### Task description:
Gather from the material every line that contains the string "name".

### Provided records:

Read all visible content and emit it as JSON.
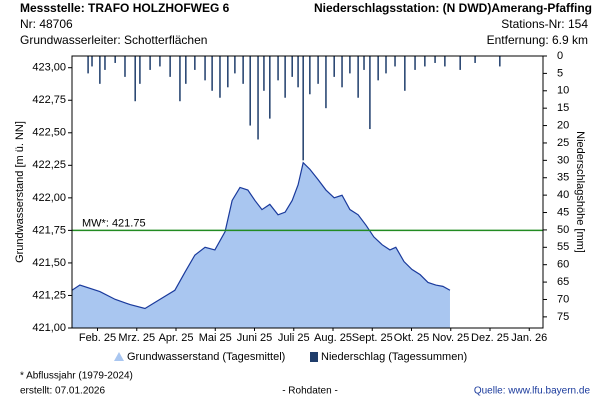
{
  "header": {
    "station": "Messstelle: TRAFO HOLZHOFWEG 6",
    "number": "Nr: 48706",
    "aquifer": "Grundwasserleiter:  Schotterflächen",
    "rain_station": "Niederschlagsstation: (N DWD)Amerang-Pfaffing",
    "rain_number": "Stations-Nr: 154",
    "distance": "Entfernung: 6.9 km"
  },
  "footer": {
    "note": "* Abflussjahr (1979-2024)",
    "created": "erstellt:  07.01.2026",
    "raw": "- Rohdaten -",
    "source": "Quelle: www.lfu.bayern.de"
  },
  "chart_data": {
    "type": "combo",
    "ylabel": "Grundwasserstand [m ü. NN]",
    "y2label": "Niederschlagshöhe [mm]",
    "xlim": [
      0,
      12
    ],
    "xticks": [
      {
        "value": 0.65,
        "label": "Feb. 25"
      },
      {
        "value": 1.65,
        "label": "Mrz. 25"
      },
      {
        "value": 2.65,
        "label": "Apr. 25"
      },
      {
        "value": 3.65,
        "label": "Mai 25"
      },
      {
        "value": 4.65,
        "label": "Juni 25"
      },
      {
        "value": 5.65,
        "label": "Juli 25"
      },
      {
        "value": 6.65,
        "label": "Aug. 25"
      },
      {
        "value": 7.65,
        "label": "Sept. 25"
      },
      {
        "value": 8.65,
        "label": "Okt. 25"
      },
      {
        "value": 9.65,
        "label": "Nov. 25"
      },
      {
        "value": 10.65,
        "label": "Dez. 25"
      },
      {
        "value": 11.65,
        "label": "Jan. 26"
      }
    ],
    "ylim": [
      421,
      423.09
    ],
    "yticks": [
      {
        "value": 421,
        "label": "421,00"
      },
      {
        "value": 421.25,
        "label": "421,25"
      },
      {
        "value": 421.5,
        "label": "421,50"
      },
      {
        "value": 421.75,
        "label": "421,75"
      },
      {
        "value": 422,
        "label": "422,00"
      },
      {
        "value": 422.25,
        "label": "422,25"
      },
      {
        "value": 422.5,
        "label": "422,50"
      },
      {
        "value": 422.75,
        "label": "422,75"
      },
      {
        "value": 423,
        "label": "423,00"
      }
    ],
    "y2lim": [
      0,
      78.2
    ],
    "y2_inverted": true,
    "y2ticks": [
      0,
      5,
      10,
      15,
      20,
      25,
      30,
      35,
      40,
      45,
      50,
      55,
      60,
      65,
      70,
      75
    ],
    "mean": {
      "value": 421.75,
      "label": "MW*: 421.75",
      "color": "#228b22"
    },
    "series": [
      {
        "name": "Grundwasserstand (Tagesmittel)",
        "type": "area",
        "color": "#a9c6f0",
        "line_color": "#1a3a9c",
        "x": [
          0,
          0.2,
          0.71,
          1.1,
          1.48,
          1.86,
          2.24,
          2.62,
          2.88,
          3.13,
          3.39,
          3.64,
          3.9,
          4.08,
          4.28,
          4.48,
          4.66,
          4.84,
          5.04,
          5.25,
          5.43,
          5.61,
          5.76,
          5.89,
          6.06,
          6.27,
          6.47,
          6.68,
          6.88,
          7.08,
          7.29,
          7.49,
          7.69,
          7.9,
          8.1,
          8.25,
          8.46,
          8.66,
          8.87,
          9.07,
          9.27,
          9.45,
          9.63
        ],
        "values": [
          421.29,
          421.33,
          421.28,
          421.22,
          421.18,
          421.15,
          421.22,
          421.29,
          421.43,
          421.56,
          421.62,
          421.6,
          421.74,
          421.98,
          422.08,
          422.06,
          421.98,
          421.91,
          421.95,
          421.87,
          421.89,
          421.98,
          422.1,
          422.27,
          422.22,
          422.14,
          422.06,
          422.0,
          422.02,
          421.91,
          421.87,
          421.79,
          421.7,
          421.64,
          421.6,
          421.62,
          421.51,
          421.45,
          421.41,
          421.35,
          421.33,
          421.32,
          421.29
        ]
      },
      {
        "name": "Niederschlag (Tagessummen)",
        "type": "bar",
        "axis": "y2",
        "color": "#1f3d6b",
        "x": [
          0.41,
          0.51,
          0.71,
          0.84,
          1.1,
          1.35,
          1.61,
          1.73,
          1.99,
          2.24,
          2.5,
          2.75,
          2.9,
          3.13,
          3.39,
          3.57,
          3.77,
          3.97,
          4.15,
          4.36,
          4.54,
          4.74,
          4.89,
          5.04,
          5.25,
          5.43,
          5.61,
          5.76,
          5.89,
          6.06,
          6.27,
          6.47,
          6.68,
          6.88,
          7.08,
          7.29,
          7.44,
          7.59,
          7.8,
          8.0,
          8.23,
          8.48,
          8.74,
          8.99,
          9.25,
          9.5,
          9.89,
          10.27,
          10.9
        ],
        "values": [
          5,
          3,
          8,
          4,
          2,
          6,
          13,
          8,
          4,
          3,
          6,
          13,
          8,
          4,
          7,
          10,
          12,
          9,
          5,
          8,
          20,
          24,
          10,
          18,
          7,
          12,
          6,
          9,
          30,
          11,
          8,
          15,
          6,
          9,
          5,
          12,
          4,
          21,
          7,
          5,
          3,
          10,
          4,
          3,
          2,
          3,
          4,
          2,
          3
        ]
      }
    ]
  }
}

### Solution to the problem:
        "name": "Grundwasserstand (Tagesmittel)",
        "name": "Niederschlag (Tagessummen)",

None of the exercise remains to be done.